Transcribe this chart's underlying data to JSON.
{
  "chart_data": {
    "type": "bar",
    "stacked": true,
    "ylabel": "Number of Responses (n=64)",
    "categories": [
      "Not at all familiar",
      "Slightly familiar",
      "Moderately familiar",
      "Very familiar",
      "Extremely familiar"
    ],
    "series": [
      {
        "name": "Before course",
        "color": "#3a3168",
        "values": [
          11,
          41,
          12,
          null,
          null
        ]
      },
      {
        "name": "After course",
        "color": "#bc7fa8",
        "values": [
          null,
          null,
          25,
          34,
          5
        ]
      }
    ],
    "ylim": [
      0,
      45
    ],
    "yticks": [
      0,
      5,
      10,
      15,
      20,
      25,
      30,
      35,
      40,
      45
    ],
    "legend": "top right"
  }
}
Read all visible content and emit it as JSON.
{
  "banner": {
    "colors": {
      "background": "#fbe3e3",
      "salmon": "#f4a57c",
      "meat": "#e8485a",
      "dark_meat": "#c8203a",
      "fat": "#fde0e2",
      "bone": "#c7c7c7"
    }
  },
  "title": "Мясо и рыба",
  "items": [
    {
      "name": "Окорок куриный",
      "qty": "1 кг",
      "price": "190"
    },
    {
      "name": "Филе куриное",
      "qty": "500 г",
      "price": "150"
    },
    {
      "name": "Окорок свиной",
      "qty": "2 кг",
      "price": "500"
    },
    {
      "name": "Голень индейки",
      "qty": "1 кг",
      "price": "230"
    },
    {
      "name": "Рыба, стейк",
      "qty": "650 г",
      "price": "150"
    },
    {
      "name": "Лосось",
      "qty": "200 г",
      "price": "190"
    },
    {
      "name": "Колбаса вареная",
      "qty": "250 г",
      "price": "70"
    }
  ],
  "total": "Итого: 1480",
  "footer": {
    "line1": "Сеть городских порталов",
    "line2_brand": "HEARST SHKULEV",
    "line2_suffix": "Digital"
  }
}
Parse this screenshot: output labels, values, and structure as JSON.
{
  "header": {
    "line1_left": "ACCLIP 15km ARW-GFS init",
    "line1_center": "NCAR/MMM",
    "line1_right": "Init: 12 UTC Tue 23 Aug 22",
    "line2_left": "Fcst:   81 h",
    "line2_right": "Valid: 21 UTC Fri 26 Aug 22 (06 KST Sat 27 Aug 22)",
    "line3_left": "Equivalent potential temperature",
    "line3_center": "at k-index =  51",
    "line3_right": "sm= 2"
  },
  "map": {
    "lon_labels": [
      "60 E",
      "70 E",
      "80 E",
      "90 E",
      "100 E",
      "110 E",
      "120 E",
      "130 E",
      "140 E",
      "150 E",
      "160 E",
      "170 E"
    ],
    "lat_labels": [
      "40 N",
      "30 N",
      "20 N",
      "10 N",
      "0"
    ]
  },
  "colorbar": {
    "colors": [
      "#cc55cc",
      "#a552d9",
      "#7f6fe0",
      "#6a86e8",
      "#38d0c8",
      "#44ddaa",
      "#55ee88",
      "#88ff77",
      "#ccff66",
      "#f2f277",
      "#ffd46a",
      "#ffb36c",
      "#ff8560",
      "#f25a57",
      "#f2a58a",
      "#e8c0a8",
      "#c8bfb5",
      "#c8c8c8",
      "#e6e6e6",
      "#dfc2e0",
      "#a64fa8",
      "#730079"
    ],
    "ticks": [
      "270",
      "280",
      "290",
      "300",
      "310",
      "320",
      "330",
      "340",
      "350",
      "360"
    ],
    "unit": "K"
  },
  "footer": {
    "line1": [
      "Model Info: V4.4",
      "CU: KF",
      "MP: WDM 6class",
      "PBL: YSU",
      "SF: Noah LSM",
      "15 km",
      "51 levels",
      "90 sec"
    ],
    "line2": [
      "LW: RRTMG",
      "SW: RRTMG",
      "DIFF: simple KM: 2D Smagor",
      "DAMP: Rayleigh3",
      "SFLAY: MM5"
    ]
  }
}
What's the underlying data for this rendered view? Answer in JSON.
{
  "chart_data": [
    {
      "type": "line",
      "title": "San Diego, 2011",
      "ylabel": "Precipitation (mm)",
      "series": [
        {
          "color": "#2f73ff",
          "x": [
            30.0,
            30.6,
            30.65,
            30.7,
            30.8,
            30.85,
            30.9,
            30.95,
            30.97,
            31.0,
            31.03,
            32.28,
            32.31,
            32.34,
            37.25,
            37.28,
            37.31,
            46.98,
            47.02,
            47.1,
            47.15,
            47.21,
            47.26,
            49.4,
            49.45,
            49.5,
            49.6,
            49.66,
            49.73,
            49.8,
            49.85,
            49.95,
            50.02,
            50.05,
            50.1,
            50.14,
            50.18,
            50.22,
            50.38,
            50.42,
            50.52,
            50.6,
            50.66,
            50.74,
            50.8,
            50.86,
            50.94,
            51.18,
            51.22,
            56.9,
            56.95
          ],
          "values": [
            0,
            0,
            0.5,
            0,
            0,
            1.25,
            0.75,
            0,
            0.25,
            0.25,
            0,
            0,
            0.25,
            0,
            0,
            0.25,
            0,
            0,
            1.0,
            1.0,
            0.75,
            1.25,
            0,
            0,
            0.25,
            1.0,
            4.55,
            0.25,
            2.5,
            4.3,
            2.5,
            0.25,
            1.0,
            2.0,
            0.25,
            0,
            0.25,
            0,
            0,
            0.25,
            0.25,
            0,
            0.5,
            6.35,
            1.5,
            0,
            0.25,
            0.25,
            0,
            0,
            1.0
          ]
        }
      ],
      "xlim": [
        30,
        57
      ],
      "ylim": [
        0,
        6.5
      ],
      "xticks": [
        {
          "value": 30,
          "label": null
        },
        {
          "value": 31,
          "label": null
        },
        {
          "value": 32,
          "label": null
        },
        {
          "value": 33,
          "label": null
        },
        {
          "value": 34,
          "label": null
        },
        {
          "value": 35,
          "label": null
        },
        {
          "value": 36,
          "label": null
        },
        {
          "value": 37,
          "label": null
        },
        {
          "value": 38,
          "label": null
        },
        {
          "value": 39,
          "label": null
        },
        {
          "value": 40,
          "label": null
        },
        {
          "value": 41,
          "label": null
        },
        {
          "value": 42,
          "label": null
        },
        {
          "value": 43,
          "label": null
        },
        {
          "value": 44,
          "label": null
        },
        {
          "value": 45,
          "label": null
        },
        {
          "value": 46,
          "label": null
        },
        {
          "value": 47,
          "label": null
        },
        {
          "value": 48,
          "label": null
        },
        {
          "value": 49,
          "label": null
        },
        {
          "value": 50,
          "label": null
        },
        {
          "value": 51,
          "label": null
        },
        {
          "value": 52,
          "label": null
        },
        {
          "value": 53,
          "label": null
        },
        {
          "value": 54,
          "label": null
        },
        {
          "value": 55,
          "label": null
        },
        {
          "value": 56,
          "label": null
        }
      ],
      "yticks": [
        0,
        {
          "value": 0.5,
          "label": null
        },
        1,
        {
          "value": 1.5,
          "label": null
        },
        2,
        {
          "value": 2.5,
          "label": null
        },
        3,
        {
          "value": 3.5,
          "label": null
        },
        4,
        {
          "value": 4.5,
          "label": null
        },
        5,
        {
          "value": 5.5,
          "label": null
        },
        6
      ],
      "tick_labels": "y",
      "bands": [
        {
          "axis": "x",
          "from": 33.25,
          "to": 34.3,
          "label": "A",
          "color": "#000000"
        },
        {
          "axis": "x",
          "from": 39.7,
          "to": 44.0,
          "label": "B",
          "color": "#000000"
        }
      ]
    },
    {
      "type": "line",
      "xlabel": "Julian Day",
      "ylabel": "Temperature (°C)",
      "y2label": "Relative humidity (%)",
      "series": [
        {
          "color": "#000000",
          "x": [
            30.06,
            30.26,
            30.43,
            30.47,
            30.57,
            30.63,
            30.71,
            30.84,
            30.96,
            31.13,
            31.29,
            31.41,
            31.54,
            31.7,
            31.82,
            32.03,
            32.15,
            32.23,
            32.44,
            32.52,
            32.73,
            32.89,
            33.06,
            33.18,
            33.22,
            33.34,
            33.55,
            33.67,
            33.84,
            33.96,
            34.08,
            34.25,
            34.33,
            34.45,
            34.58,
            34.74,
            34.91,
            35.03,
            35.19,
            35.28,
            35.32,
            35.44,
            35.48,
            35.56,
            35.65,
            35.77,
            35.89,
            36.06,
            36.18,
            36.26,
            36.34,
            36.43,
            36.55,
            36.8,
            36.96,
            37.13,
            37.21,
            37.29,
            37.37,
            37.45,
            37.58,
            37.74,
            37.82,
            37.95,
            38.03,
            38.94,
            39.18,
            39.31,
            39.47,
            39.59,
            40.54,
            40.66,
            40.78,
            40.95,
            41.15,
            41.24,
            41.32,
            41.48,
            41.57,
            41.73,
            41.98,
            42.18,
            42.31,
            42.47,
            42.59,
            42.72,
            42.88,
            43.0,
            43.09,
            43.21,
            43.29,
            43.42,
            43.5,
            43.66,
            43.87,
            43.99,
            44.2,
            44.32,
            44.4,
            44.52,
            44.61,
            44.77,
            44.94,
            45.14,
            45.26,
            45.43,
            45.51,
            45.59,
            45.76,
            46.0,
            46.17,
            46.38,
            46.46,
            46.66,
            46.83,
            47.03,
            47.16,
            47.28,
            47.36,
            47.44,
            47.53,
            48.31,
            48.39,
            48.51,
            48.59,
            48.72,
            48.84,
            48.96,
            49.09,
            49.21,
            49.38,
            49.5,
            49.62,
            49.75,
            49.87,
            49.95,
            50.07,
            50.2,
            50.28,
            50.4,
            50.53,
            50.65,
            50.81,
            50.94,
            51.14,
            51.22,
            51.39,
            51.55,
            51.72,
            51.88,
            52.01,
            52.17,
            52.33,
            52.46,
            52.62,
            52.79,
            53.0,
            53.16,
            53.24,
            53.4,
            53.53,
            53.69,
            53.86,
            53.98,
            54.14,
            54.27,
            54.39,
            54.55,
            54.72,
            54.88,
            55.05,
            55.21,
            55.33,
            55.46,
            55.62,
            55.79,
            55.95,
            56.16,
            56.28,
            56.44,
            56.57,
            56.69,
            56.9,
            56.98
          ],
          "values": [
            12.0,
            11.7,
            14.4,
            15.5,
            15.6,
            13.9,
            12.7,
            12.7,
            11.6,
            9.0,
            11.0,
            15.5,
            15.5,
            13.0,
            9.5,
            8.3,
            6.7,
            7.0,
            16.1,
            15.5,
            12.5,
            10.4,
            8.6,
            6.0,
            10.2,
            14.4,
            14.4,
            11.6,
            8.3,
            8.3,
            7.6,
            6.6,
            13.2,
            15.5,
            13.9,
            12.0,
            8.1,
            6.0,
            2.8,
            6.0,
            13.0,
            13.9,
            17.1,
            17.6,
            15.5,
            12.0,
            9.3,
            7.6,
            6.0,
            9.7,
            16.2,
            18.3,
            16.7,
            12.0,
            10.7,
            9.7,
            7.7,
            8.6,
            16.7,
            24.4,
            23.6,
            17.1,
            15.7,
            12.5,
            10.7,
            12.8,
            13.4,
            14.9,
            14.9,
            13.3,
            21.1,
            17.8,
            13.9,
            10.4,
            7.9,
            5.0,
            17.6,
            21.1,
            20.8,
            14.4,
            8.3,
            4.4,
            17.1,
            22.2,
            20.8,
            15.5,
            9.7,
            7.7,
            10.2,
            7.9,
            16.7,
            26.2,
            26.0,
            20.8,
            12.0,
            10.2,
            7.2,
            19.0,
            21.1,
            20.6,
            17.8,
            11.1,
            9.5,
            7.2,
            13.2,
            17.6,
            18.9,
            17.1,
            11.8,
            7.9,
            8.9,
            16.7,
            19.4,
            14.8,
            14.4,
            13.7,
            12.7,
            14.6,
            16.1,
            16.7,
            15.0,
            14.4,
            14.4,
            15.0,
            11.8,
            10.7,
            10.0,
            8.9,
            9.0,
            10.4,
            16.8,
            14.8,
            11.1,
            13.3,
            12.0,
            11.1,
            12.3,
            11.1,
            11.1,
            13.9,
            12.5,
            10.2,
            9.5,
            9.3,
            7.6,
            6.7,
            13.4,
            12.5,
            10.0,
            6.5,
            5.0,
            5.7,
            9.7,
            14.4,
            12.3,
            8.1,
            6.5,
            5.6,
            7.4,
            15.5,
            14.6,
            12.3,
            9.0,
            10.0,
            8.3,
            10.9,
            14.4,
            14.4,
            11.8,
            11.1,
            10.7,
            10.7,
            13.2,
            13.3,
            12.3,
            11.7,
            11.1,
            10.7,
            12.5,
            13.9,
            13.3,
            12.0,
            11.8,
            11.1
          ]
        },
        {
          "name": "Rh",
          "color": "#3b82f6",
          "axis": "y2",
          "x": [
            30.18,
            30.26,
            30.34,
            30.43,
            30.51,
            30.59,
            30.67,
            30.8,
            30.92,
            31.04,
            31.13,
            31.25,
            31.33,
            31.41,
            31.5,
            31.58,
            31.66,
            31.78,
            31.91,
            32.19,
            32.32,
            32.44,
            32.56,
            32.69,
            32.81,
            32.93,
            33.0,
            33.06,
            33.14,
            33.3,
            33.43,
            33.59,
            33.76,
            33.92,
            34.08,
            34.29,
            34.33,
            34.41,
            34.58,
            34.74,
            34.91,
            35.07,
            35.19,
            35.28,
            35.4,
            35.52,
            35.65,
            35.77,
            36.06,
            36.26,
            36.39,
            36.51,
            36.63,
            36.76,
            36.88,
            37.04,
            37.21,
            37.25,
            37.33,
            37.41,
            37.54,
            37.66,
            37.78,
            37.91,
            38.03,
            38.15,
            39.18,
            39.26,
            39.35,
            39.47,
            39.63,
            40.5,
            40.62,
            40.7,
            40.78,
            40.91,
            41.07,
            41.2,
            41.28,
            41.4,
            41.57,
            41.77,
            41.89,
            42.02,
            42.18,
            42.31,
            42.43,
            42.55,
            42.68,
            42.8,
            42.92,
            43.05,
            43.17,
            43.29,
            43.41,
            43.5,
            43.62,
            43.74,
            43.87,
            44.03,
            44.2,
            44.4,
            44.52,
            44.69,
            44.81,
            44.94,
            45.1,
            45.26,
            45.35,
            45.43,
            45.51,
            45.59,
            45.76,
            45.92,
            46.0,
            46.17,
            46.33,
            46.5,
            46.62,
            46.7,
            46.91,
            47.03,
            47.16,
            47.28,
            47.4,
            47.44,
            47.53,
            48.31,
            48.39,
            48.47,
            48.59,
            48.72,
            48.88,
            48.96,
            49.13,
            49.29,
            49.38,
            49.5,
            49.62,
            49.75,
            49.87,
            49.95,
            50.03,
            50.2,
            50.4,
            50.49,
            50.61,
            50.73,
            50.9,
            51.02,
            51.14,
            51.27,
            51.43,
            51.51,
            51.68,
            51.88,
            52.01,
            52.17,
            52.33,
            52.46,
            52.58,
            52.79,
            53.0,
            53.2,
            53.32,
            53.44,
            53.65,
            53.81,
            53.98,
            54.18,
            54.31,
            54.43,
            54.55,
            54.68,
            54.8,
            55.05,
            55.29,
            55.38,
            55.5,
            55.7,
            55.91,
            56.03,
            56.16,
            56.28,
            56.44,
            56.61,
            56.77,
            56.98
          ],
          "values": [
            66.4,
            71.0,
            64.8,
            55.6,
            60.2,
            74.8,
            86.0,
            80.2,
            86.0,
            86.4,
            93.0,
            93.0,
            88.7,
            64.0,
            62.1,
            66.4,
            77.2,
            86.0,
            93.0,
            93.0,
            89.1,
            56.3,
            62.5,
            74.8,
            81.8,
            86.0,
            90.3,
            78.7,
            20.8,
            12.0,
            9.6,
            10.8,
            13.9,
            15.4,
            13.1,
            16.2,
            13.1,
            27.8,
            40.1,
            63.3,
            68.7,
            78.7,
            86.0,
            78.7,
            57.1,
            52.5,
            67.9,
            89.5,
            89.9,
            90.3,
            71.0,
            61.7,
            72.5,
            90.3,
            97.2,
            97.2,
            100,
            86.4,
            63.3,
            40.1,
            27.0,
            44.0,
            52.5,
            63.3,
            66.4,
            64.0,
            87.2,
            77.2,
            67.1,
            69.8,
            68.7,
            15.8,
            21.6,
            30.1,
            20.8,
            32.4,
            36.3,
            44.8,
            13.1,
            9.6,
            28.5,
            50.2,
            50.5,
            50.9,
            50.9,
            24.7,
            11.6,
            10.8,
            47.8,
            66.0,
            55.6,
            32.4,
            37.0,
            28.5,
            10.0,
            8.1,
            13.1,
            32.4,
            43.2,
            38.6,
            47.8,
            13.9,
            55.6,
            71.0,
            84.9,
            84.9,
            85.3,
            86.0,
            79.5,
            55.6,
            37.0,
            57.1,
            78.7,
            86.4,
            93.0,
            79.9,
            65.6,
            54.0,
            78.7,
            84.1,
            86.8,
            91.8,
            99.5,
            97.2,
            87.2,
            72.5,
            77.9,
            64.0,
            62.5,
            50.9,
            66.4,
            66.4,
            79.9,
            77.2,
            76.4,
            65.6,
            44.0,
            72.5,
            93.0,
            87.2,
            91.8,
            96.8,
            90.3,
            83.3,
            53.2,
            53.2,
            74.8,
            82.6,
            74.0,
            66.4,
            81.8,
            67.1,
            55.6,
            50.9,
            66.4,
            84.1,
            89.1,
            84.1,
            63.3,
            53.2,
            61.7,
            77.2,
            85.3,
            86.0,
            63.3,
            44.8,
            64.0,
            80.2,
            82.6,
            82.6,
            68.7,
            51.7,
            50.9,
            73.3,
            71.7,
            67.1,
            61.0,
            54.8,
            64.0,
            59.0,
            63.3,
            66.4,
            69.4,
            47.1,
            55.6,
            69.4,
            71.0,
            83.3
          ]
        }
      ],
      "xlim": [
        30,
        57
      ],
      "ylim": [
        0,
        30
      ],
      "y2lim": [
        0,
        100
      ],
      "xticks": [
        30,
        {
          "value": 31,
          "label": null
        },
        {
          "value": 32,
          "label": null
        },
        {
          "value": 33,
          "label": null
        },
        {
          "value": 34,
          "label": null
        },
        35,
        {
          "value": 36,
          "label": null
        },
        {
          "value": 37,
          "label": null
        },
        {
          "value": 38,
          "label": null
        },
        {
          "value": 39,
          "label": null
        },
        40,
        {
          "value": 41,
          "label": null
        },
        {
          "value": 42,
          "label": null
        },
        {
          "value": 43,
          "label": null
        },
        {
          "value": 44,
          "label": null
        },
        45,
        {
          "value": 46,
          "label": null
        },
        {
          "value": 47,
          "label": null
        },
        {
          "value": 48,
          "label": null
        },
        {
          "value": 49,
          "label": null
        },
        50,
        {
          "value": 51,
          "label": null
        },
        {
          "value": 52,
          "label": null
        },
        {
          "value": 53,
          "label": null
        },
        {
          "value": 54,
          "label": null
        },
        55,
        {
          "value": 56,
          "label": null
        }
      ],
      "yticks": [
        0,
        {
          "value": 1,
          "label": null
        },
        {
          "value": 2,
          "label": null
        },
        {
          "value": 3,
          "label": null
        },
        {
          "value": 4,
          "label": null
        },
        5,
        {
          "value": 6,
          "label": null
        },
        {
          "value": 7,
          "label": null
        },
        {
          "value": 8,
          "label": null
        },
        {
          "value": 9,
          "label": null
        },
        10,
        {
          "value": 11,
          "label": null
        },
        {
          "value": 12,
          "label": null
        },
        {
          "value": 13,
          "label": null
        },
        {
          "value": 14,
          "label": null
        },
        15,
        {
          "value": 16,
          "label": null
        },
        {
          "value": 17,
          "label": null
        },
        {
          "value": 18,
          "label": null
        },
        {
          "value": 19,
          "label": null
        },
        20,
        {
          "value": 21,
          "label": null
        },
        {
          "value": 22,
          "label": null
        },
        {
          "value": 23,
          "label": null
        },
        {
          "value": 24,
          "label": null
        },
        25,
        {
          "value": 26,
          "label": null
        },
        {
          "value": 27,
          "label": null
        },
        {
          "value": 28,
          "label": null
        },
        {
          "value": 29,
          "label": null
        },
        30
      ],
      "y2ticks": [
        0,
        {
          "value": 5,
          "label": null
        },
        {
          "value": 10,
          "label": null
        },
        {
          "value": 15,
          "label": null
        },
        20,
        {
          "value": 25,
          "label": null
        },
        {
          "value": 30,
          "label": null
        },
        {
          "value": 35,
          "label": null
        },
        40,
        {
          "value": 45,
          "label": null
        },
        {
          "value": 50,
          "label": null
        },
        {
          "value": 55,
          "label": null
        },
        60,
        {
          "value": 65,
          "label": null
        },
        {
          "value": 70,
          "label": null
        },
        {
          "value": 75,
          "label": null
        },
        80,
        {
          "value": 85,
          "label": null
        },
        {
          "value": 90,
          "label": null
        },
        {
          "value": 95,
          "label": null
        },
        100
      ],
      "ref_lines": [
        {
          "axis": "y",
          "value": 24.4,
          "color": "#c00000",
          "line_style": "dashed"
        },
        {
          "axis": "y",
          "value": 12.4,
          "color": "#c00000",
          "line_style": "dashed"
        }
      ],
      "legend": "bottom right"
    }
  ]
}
==*==
▶ _PROBLEM TO WORK ON_
What is the number of lines containing "name"? Give that number only.

▶ _ANSWER TO THE TASK_
10